• _EXERCISE INSTRUCTIONS_
Transcribe all of the records word for word, but omit the pictures.

[Collected data]
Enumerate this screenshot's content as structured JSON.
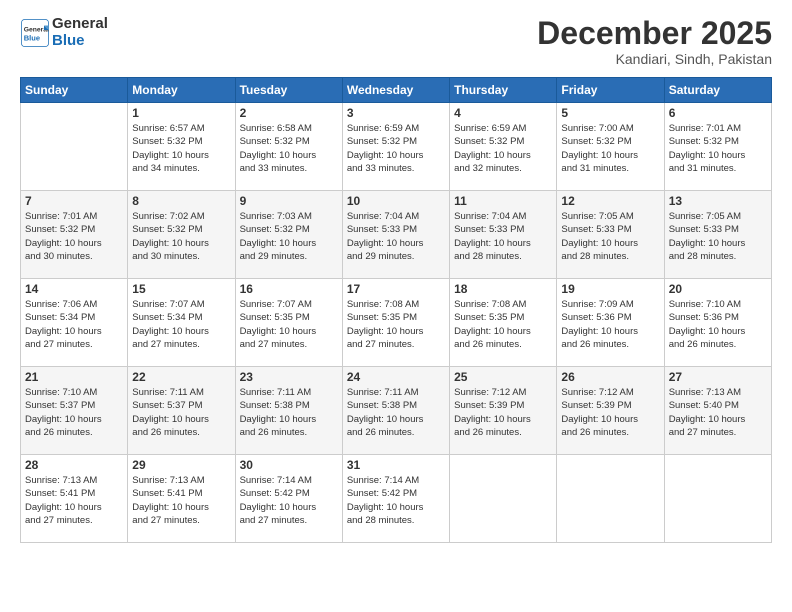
{
  "logo": {
    "line1": "General",
    "line2": "Blue"
  },
  "title": "December 2025",
  "location": "Kandiari, Sindh, Pakistan",
  "headers": [
    "Sunday",
    "Monday",
    "Tuesday",
    "Wednesday",
    "Thursday",
    "Friday",
    "Saturday"
  ],
  "weeks": [
    [
      {
        "day": "",
        "info": ""
      },
      {
        "day": "1",
        "info": "Sunrise: 6:57 AM\nSunset: 5:32 PM\nDaylight: 10 hours\nand 34 minutes."
      },
      {
        "day": "2",
        "info": "Sunrise: 6:58 AM\nSunset: 5:32 PM\nDaylight: 10 hours\nand 33 minutes."
      },
      {
        "day": "3",
        "info": "Sunrise: 6:59 AM\nSunset: 5:32 PM\nDaylight: 10 hours\nand 33 minutes."
      },
      {
        "day": "4",
        "info": "Sunrise: 6:59 AM\nSunset: 5:32 PM\nDaylight: 10 hours\nand 32 minutes."
      },
      {
        "day": "5",
        "info": "Sunrise: 7:00 AM\nSunset: 5:32 PM\nDaylight: 10 hours\nand 31 minutes."
      },
      {
        "day": "6",
        "info": "Sunrise: 7:01 AM\nSunset: 5:32 PM\nDaylight: 10 hours\nand 31 minutes."
      }
    ],
    [
      {
        "day": "7",
        "info": "Sunrise: 7:01 AM\nSunset: 5:32 PM\nDaylight: 10 hours\nand 30 minutes."
      },
      {
        "day": "8",
        "info": "Sunrise: 7:02 AM\nSunset: 5:32 PM\nDaylight: 10 hours\nand 30 minutes."
      },
      {
        "day": "9",
        "info": "Sunrise: 7:03 AM\nSunset: 5:32 PM\nDaylight: 10 hours\nand 29 minutes."
      },
      {
        "day": "10",
        "info": "Sunrise: 7:04 AM\nSunset: 5:33 PM\nDaylight: 10 hours\nand 29 minutes."
      },
      {
        "day": "11",
        "info": "Sunrise: 7:04 AM\nSunset: 5:33 PM\nDaylight: 10 hours\nand 28 minutes."
      },
      {
        "day": "12",
        "info": "Sunrise: 7:05 AM\nSunset: 5:33 PM\nDaylight: 10 hours\nand 28 minutes."
      },
      {
        "day": "13",
        "info": "Sunrise: 7:05 AM\nSunset: 5:33 PM\nDaylight: 10 hours\nand 28 minutes."
      }
    ],
    [
      {
        "day": "14",
        "info": "Sunrise: 7:06 AM\nSunset: 5:34 PM\nDaylight: 10 hours\nand 27 minutes."
      },
      {
        "day": "15",
        "info": "Sunrise: 7:07 AM\nSunset: 5:34 PM\nDaylight: 10 hours\nand 27 minutes."
      },
      {
        "day": "16",
        "info": "Sunrise: 7:07 AM\nSunset: 5:35 PM\nDaylight: 10 hours\nand 27 minutes."
      },
      {
        "day": "17",
        "info": "Sunrise: 7:08 AM\nSunset: 5:35 PM\nDaylight: 10 hours\nand 27 minutes."
      },
      {
        "day": "18",
        "info": "Sunrise: 7:08 AM\nSunset: 5:35 PM\nDaylight: 10 hours\nand 26 minutes."
      },
      {
        "day": "19",
        "info": "Sunrise: 7:09 AM\nSunset: 5:36 PM\nDaylight: 10 hours\nand 26 minutes."
      },
      {
        "day": "20",
        "info": "Sunrise: 7:10 AM\nSunset: 5:36 PM\nDaylight: 10 hours\nand 26 minutes."
      }
    ],
    [
      {
        "day": "21",
        "info": "Sunrise: 7:10 AM\nSunset: 5:37 PM\nDaylight: 10 hours\nand 26 minutes."
      },
      {
        "day": "22",
        "info": "Sunrise: 7:11 AM\nSunset: 5:37 PM\nDaylight: 10 hours\nand 26 minutes."
      },
      {
        "day": "23",
        "info": "Sunrise: 7:11 AM\nSunset: 5:38 PM\nDaylight: 10 hours\nand 26 minutes."
      },
      {
        "day": "24",
        "info": "Sunrise: 7:11 AM\nSunset: 5:38 PM\nDaylight: 10 hours\nand 26 minutes."
      },
      {
        "day": "25",
        "info": "Sunrise: 7:12 AM\nSunset: 5:39 PM\nDaylight: 10 hours\nand 26 minutes."
      },
      {
        "day": "26",
        "info": "Sunrise: 7:12 AM\nSunset: 5:39 PM\nDaylight: 10 hours\nand 26 minutes."
      },
      {
        "day": "27",
        "info": "Sunrise: 7:13 AM\nSunset: 5:40 PM\nDaylight: 10 hours\nand 27 minutes."
      }
    ],
    [
      {
        "day": "28",
        "info": "Sunrise: 7:13 AM\nSunset: 5:41 PM\nDaylight: 10 hours\nand 27 minutes."
      },
      {
        "day": "29",
        "info": "Sunrise: 7:13 AM\nSunset: 5:41 PM\nDaylight: 10 hours\nand 27 minutes."
      },
      {
        "day": "30",
        "info": "Sunrise: 7:14 AM\nSunset: 5:42 PM\nDaylight: 10 hours\nand 27 minutes."
      },
      {
        "day": "31",
        "info": "Sunrise: 7:14 AM\nSunset: 5:42 PM\nDaylight: 10 hours\nand 28 minutes."
      },
      {
        "day": "",
        "info": ""
      },
      {
        "day": "",
        "info": ""
      },
      {
        "day": "",
        "info": ""
      }
    ]
  ]
}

• _THE REPLY_
Enumerate this screenshot's content as structured JSON.
{
  "logo": {
    "line1": "General",
    "line2": "Blue"
  },
  "title": "December 2025",
  "location": "Kandiari, Sindh, Pakistan",
  "headers": [
    "Sunday",
    "Monday",
    "Tuesday",
    "Wednesday",
    "Thursday",
    "Friday",
    "Saturday"
  ],
  "weeks": [
    [
      {
        "day": "",
        "info": ""
      },
      {
        "day": "1",
        "info": "Sunrise: 6:57 AM\nSunset: 5:32 PM\nDaylight: 10 hours\nand 34 minutes."
      },
      {
        "day": "2",
        "info": "Sunrise: 6:58 AM\nSunset: 5:32 PM\nDaylight: 10 hours\nand 33 minutes."
      },
      {
        "day": "3",
        "info": "Sunrise: 6:59 AM\nSunset: 5:32 PM\nDaylight: 10 hours\nand 33 minutes."
      },
      {
        "day": "4",
        "info": "Sunrise: 6:59 AM\nSunset: 5:32 PM\nDaylight: 10 hours\nand 32 minutes."
      },
      {
        "day": "5",
        "info": "Sunrise: 7:00 AM\nSunset: 5:32 PM\nDaylight: 10 hours\nand 31 minutes."
      },
      {
        "day": "6",
        "info": "Sunrise: 7:01 AM\nSunset: 5:32 PM\nDaylight: 10 hours\nand 31 minutes."
      }
    ],
    [
      {
        "day": "7",
        "info": "Sunrise: 7:01 AM\nSunset: 5:32 PM\nDaylight: 10 hours\nand 30 minutes."
      },
      {
        "day": "8",
        "info": "Sunrise: 7:02 AM\nSunset: 5:32 PM\nDaylight: 10 hours\nand 30 minutes."
      },
      {
        "day": "9",
        "info": "Sunrise: 7:03 AM\nSunset: 5:32 PM\nDaylight: 10 hours\nand 29 minutes."
      },
      {
        "day": "10",
        "info": "Sunrise: 7:04 AM\nSunset: 5:33 PM\nDaylight: 10 hours\nand 29 minutes."
      },
      {
        "day": "11",
        "info": "Sunrise: 7:04 AM\nSunset: 5:33 PM\nDaylight: 10 hours\nand 28 minutes."
      },
      {
        "day": "12",
        "info": "Sunrise: 7:05 AM\nSunset: 5:33 PM\nDaylight: 10 hours\nand 28 minutes."
      },
      {
        "day": "13",
        "info": "Sunrise: 7:05 AM\nSunset: 5:33 PM\nDaylight: 10 hours\nand 28 minutes."
      }
    ],
    [
      {
        "day": "14",
        "info": "Sunrise: 7:06 AM\nSunset: 5:34 PM\nDaylight: 10 hours\nand 27 minutes."
      },
      {
        "day": "15",
        "info": "Sunrise: 7:07 AM\nSunset: 5:34 PM\nDaylight: 10 hours\nand 27 minutes."
      },
      {
        "day": "16",
        "info": "Sunrise: 7:07 AM\nSunset: 5:35 PM\nDaylight: 10 hours\nand 27 minutes."
      },
      {
        "day": "17",
        "info": "Sunrise: 7:08 AM\nSunset: 5:35 PM\nDaylight: 10 hours\nand 27 minutes."
      },
      {
        "day": "18",
        "info": "Sunrise: 7:08 AM\nSunset: 5:35 PM\nDaylight: 10 hours\nand 26 minutes."
      },
      {
        "day": "19",
        "info": "Sunrise: 7:09 AM\nSunset: 5:36 PM\nDaylight: 10 hours\nand 26 minutes."
      },
      {
        "day": "20",
        "info": "Sunrise: 7:10 AM\nSunset: 5:36 PM\nDaylight: 10 hours\nand 26 minutes."
      }
    ],
    [
      {
        "day": "21",
        "info": "Sunrise: 7:10 AM\nSunset: 5:37 PM\nDaylight: 10 hours\nand 26 minutes."
      },
      {
        "day": "22",
        "info": "Sunrise: 7:11 AM\nSunset: 5:37 PM\nDaylight: 10 hours\nand 26 minutes."
      },
      {
        "day": "23",
        "info": "Sunrise: 7:11 AM\nSunset: 5:38 PM\nDaylight: 10 hours\nand 26 minutes."
      },
      {
        "day": "24",
        "info": "Sunrise: 7:11 AM\nSunset: 5:38 PM\nDaylight: 10 hours\nand 26 minutes."
      },
      {
        "day": "25",
        "info": "Sunrise: 7:12 AM\nSunset: 5:39 PM\nDaylight: 10 hours\nand 26 minutes."
      },
      {
        "day": "26",
        "info": "Sunrise: 7:12 AM\nSunset: 5:39 PM\nDaylight: 10 hours\nand 26 minutes."
      },
      {
        "day": "27",
        "info": "Sunrise: 7:13 AM\nSunset: 5:40 PM\nDaylight: 10 hours\nand 27 minutes."
      }
    ],
    [
      {
        "day": "28",
        "info": "Sunrise: 7:13 AM\nSunset: 5:41 PM\nDaylight: 10 hours\nand 27 minutes."
      },
      {
        "day": "29",
        "info": "Sunrise: 7:13 AM\nSunset: 5:41 PM\nDaylight: 10 hours\nand 27 minutes."
      },
      {
        "day": "30",
        "info": "Sunrise: 7:14 AM\nSunset: 5:42 PM\nDaylight: 10 hours\nand 27 minutes."
      },
      {
        "day": "31",
        "info": "Sunrise: 7:14 AM\nSunset: 5:42 PM\nDaylight: 10 hours\nand 28 minutes."
      },
      {
        "day": "",
        "info": ""
      },
      {
        "day": "",
        "info": ""
      },
      {
        "day": "",
        "info": ""
      }
    ]
  ]
}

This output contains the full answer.